Collection entries
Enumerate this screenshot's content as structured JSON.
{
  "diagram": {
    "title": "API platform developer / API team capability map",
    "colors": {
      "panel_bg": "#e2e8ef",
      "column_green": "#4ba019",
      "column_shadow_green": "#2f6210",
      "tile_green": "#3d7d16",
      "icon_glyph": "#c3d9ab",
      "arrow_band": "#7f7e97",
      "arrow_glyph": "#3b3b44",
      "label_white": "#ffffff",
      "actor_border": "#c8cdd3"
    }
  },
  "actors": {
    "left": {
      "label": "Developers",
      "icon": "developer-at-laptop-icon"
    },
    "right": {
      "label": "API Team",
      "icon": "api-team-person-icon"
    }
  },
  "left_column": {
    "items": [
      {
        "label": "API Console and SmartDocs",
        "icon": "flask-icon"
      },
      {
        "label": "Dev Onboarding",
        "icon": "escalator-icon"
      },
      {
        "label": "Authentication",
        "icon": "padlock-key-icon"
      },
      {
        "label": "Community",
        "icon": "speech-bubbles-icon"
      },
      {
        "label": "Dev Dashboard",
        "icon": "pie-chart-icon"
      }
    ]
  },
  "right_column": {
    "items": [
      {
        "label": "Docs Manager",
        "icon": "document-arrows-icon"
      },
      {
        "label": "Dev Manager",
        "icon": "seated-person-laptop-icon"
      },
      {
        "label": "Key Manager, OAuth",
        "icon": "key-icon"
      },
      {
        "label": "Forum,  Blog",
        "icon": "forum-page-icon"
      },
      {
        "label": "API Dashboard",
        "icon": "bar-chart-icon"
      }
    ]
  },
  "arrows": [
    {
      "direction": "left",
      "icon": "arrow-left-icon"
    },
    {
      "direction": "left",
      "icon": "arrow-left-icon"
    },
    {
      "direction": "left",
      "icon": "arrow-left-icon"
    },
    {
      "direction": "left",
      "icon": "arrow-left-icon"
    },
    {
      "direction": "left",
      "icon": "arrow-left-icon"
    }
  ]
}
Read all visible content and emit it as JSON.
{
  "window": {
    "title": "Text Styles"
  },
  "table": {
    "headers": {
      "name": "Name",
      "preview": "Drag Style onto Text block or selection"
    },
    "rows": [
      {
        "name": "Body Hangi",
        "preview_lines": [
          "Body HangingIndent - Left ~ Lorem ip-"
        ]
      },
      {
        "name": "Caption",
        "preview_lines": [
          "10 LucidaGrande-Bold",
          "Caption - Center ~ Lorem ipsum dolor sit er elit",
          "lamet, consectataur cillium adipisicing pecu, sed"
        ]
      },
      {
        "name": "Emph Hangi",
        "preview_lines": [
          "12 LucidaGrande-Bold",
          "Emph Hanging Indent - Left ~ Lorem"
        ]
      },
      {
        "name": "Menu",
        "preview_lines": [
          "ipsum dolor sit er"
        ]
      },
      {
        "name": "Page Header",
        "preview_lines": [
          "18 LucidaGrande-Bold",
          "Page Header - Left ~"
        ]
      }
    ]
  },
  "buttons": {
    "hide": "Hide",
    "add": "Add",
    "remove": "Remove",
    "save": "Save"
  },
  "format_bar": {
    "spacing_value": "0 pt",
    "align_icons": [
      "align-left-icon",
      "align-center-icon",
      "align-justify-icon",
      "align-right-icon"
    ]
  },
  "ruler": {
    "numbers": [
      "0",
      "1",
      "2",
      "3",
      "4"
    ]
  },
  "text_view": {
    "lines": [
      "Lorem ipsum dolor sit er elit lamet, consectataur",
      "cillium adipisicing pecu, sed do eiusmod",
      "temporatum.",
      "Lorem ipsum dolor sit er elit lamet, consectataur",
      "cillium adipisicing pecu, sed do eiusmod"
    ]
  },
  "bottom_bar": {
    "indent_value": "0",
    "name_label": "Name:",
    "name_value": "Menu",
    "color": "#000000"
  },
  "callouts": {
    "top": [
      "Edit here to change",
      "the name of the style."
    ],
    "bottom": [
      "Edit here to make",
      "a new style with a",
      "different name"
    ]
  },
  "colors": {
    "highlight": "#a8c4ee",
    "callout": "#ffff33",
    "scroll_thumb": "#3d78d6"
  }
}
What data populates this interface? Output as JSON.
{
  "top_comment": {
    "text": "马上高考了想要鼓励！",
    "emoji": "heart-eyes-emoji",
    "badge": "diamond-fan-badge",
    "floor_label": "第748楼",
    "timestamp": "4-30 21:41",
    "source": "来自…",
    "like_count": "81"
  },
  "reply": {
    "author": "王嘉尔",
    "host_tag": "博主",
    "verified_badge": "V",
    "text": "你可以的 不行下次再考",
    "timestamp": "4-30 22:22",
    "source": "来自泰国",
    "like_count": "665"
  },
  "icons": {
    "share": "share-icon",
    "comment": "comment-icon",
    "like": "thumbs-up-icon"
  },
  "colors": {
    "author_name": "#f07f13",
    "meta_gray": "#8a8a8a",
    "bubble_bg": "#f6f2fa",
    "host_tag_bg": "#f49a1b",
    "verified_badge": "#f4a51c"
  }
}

EXERCISE INSTRUCTIONS:
The records above are to be repeated exactly, in their entirety.

TASK ANSWER:
Enumerate this screenshot's content as structured JSON.
{
  "diagram": {
    "title": "API platform developer / API team capability map",
    "colors": {
      "panel_bg": "#e2e8ef",
      "column_green": "#4ba019",
      "column_shadow_green": "#2f6210",
      "tile_green": "#3d7d16",
      "icon_glyph": "#c3d9ab",
      "arrow_band": "#7f7e97",
      "arrow_glyph": "#3b3b44",
      "label_white": "#ffffff",
      "actor_border": "#c8cdd3"
    }
  },
  "actors": {
    "left": {
      "label": "Developers",
      "icon": "developer-at-laptop-icon"
    },
    "right": {
      "label": "API Team",
      "icon": "api-team-person-icon"
    }
  },
  "left_column": {
    "items": [
      {
        "label": "API Console and SmartDocs",
        "icon": "flask-icon"
      },
      {
        "label": "Dev Onboarding",
        "icon": "escalator-icon"
      },
      {
        "label": "Authentication",
        "icon": "padlock-key-icon"
      },
      {
        "label": "Community",
        "icon": "speech-bubbles-icon"
      },
      {
        "label": "Dev Dashboard",
        "icon": "pie-chart-icon"
      }
    ]
  },
  "right_column": {
    "items": [
      {
        "label": "Docs Manager",
        "icon": "document-arrows-icon"
      },
      {
        "label": "Dev Manager",
        "icon": "seated-person-laptop-icon"
      },
      {
        "label": "Key Manager, OAuth",
        "icon": "key-icon"
      },
      {
        "label": "Forum,  Blog",
        "icon": "forum-page-icon"
      },
      {
        "label": "API Dashboard",
        "icon": "bar-chart-icon"
      }
    ]
  },
  "arrows": [
    {
      "direction": "left",
      "icon": "arrow-left-icon"
    },
    {
      "direction": "left",
      "icon": "arrow-left-icon"
    },
    {
      "direction": "left",
      "icon": "arrow-left-icon"
    },
    {
      "direction": "left",
      "icon": "arrow-left-icon"
    },
    {
      "direction": "left",
      "icon": "arrow-left-icon"
    }
  ]
}
Read all visible content and emit it as JSON.
{
  "window": {
    "title": "Text Styles"
  },
  "table": {
    "headers": {
      "name": "Name",
      "preview": "Drag Style onto Text block or selection"
    },
    "rows": [
      {
        "name": "Body Hangi",
        "preview_lines": [
          "Body HangingIndent - Left ~ Lorem ip-"
        ]
      },
      {
        "name": "Caption",
        "preview_lines": [
          "10 LucidaGrande-Bold",
          "Caption - Center ~ Lorem ipsum dolor sit er elit",
          "lamet, consectataur cillium adipisicing pecu, sed"
        ]
      },
      {
        "name": "Emph Hangi",
        "preview_lines": [
          "12 LucidaGrande-Bold",
          "Emph Hanging Indent - Left ~ Lorem"
        ]
      },
      {
        "name": "Menu",
        "preview_lines": [
          "ipsum dolor sit er"
        ]
      },
      {
        "name": "Page Header",
        "preview_lines": [
          "18 LucidaGrande-Bold",
          "Page Header - Left ~"
        ]
      }
    ]
  },
  "buttons": {
    "hide": "Hide",
    "add": "Add",
    "remove": "Remove",
    "save": "Save"
  },
  "format_bar": {
    "spacing_value": "0 pt",
    "align_icons": [
      "align-left-icon",
      "align-center-icon",
      "align-justify-icon",
      "align-right-icon"
    ]
  },
  "ruler": {
    "numbers": [
      "0",
      "1",
      "2",
      "3",
      "4"
    ]
  },
  "text_view": {
    "lines": [
      "Lorem ipsum dolor sit er elit lamet, consectataur",
      "cillium adipisicing pecu, sed do eiusmod",
      "temporatum.",
      "Lorem ipsum dolor sit er elit lamet, consectataur",
      "cillium adipisicing pecu, sed do eiusmod"
    ]
  },
  "bottom_bar": {
    "indent_value": "0",
    "name_label": "Name:",
    "name_value": "Menu",
    "color": "#000000"
  },
  "callouts": {
    "top": [
      "Edit here to change",
      "the name of the style."
    ],
    "bottom": [
      "Edit here to make",
      "a new style with a",
      "different name"
    ]
  },
  "colors": {
    "highlight": "#a8c4ee",
    "callout": "#ffff33",
    "scroll_thumb": "#3d78d6"
  }
}
What data populates this interface? Output as JSON.
{
  "top_comment": {
    "text": "马上高考了想要鼓励！",
    "emoji": "heart-eyes-emoji",
    "badge": "diamond-fan-badge",
    "floor_label": "第748楼",
    "timestamp": "4-30 21:41",
    "source": "来自…",
    "like_count": "81"
  },
  "reply": {
    "author": "王嘉尔",
    "host_tag": "博主",
    "verified_badge": "V",
    "text": "你可以的 不行下次再考",
    "timestamp": "4-30 22:22",
    "source": "来自泰国",
    "like_count": "665"
  },
  "icons": {
    "share": "share-icon",
    "comment": "comment-icon",
    "like": "thumbs-up-icon"
  },
  "colors": {
    "author_name": "#f07f13",
    "meta_gray": "#8a8a8a",
    "bubble_bg": "#f6f2fa",
    "host_tag_bg": "#f49a1b",
    "verified_badge": "#f4a51c"
  }
}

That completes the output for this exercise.